══ Record extracts

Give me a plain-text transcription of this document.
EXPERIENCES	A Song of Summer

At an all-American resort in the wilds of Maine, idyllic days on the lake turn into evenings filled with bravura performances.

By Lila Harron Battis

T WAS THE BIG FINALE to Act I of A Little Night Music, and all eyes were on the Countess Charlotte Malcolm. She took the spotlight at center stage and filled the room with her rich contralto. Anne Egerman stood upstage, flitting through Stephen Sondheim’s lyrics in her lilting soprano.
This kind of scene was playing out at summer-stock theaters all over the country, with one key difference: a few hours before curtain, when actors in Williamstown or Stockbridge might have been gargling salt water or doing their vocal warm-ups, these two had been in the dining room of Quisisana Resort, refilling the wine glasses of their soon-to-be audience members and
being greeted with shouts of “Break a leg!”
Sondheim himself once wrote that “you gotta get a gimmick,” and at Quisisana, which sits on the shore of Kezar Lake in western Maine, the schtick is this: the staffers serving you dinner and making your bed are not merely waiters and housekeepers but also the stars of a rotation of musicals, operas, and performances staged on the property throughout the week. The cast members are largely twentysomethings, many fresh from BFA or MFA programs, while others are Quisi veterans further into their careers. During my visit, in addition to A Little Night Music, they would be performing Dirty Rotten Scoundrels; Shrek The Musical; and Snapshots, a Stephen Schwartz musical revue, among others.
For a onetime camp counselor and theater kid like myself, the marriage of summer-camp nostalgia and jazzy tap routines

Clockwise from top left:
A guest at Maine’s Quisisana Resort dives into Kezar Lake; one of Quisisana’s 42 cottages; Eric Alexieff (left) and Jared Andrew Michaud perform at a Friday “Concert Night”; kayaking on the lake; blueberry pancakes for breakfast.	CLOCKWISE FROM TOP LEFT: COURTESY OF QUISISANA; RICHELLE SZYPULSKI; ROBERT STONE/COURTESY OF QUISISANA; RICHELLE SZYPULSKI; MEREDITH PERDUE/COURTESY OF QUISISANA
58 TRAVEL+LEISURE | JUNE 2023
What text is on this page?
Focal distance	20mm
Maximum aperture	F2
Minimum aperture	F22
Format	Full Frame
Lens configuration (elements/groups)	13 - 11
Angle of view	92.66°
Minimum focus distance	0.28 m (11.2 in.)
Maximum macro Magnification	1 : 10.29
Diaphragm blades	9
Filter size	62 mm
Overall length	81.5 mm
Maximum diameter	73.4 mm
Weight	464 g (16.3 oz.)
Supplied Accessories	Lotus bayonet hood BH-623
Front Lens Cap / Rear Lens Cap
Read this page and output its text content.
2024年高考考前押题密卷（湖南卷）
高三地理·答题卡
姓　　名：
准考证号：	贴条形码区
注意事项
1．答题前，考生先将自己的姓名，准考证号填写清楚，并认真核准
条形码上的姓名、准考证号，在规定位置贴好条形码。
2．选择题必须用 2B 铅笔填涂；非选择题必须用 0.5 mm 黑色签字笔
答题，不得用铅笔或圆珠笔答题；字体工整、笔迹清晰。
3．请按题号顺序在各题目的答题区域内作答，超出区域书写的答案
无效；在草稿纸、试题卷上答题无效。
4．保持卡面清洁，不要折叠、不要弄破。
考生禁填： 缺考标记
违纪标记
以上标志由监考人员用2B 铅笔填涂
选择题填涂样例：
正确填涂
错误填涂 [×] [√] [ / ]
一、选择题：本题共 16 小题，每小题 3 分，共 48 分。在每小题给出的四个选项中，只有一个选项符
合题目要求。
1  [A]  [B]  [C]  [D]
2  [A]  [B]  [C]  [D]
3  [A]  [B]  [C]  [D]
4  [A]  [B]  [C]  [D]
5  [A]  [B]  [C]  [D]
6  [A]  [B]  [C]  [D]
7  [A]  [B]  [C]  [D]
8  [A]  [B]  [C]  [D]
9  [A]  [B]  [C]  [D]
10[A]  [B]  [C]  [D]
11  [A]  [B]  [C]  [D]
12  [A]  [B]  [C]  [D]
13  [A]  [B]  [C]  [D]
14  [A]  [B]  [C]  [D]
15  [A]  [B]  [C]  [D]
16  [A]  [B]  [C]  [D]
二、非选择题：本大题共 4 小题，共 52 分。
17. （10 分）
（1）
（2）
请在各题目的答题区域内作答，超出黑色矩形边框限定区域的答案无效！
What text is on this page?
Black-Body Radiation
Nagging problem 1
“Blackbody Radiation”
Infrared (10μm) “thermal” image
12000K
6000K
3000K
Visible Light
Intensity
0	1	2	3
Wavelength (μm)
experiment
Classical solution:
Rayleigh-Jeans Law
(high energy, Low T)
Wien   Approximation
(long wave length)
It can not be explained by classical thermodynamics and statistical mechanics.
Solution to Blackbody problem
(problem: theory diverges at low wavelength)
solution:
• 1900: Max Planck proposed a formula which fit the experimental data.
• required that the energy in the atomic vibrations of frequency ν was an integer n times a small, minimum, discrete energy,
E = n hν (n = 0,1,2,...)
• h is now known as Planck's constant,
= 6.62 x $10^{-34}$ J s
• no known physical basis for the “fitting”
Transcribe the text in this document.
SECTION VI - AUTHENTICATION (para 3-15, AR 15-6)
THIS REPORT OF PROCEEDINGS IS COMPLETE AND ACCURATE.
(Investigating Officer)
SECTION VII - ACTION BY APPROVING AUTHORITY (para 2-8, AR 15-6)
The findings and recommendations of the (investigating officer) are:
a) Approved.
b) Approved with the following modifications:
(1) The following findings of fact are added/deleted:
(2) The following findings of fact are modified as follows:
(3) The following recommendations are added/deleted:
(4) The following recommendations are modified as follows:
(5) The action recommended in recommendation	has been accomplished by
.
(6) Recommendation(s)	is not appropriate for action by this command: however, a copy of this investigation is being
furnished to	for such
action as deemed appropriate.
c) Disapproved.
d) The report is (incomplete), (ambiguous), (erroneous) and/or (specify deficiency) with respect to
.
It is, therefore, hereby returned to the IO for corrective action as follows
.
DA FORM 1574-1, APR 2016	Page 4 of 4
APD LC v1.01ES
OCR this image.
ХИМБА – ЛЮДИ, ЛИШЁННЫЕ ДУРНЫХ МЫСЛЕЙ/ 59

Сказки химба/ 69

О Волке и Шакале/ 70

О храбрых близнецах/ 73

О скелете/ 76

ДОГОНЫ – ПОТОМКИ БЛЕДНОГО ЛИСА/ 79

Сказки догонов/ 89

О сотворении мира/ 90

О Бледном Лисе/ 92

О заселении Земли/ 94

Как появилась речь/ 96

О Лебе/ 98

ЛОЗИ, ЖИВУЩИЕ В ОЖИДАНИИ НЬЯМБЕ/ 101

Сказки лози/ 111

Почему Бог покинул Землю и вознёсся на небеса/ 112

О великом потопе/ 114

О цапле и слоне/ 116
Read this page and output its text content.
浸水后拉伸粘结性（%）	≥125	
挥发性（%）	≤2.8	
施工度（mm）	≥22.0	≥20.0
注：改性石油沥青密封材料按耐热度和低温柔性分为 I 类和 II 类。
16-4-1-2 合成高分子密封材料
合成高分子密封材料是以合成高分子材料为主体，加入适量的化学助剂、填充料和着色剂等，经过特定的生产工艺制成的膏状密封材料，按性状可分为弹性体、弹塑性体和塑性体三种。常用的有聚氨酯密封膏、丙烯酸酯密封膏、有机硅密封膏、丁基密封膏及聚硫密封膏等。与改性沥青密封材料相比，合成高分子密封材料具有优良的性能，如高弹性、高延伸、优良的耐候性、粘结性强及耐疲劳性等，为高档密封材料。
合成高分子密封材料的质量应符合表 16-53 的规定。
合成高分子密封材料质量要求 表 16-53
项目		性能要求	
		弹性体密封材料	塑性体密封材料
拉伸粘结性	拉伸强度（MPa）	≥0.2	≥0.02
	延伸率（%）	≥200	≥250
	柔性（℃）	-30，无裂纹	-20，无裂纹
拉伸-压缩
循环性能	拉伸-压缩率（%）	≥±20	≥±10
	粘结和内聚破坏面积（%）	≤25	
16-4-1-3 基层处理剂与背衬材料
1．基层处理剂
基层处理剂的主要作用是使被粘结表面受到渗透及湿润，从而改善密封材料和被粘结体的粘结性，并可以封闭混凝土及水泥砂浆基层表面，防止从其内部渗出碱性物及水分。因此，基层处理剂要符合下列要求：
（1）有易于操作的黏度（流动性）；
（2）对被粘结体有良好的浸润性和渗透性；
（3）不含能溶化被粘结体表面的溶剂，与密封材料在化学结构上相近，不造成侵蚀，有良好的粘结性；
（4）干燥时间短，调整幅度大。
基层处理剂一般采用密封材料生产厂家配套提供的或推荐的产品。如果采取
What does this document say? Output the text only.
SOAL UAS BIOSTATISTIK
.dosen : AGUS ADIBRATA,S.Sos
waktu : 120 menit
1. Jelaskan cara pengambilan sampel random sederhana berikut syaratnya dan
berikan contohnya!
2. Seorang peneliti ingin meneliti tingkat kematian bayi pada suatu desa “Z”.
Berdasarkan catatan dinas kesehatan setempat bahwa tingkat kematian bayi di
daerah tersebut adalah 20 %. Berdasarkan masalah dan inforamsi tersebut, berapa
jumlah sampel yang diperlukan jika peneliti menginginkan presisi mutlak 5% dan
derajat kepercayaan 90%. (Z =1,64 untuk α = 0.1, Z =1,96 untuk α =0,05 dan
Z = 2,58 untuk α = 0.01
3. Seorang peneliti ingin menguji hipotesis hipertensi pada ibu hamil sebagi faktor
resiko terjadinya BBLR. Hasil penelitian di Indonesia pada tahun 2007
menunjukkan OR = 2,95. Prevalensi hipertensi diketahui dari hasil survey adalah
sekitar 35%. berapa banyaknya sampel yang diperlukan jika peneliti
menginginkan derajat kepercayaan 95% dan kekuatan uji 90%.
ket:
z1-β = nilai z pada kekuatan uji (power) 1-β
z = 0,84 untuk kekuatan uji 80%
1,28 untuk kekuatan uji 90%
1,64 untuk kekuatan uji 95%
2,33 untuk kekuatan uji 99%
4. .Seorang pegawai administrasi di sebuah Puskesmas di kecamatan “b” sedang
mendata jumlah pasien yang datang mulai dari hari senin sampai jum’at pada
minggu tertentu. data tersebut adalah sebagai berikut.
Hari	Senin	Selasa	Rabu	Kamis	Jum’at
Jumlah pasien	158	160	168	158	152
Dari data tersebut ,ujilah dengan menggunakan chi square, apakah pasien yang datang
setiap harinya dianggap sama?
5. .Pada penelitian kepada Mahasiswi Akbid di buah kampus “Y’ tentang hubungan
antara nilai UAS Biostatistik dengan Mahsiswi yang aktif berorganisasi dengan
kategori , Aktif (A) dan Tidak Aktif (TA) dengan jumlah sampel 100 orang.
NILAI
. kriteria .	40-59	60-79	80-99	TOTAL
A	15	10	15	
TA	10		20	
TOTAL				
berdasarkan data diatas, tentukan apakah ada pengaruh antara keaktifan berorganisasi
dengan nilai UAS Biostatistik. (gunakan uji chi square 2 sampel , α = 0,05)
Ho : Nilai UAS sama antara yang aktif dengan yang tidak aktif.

════

Required work: Report every line containing the word "aperture" from the listing above.

Worked solution:
Maximum aperture	F2
Minimum aperture	F22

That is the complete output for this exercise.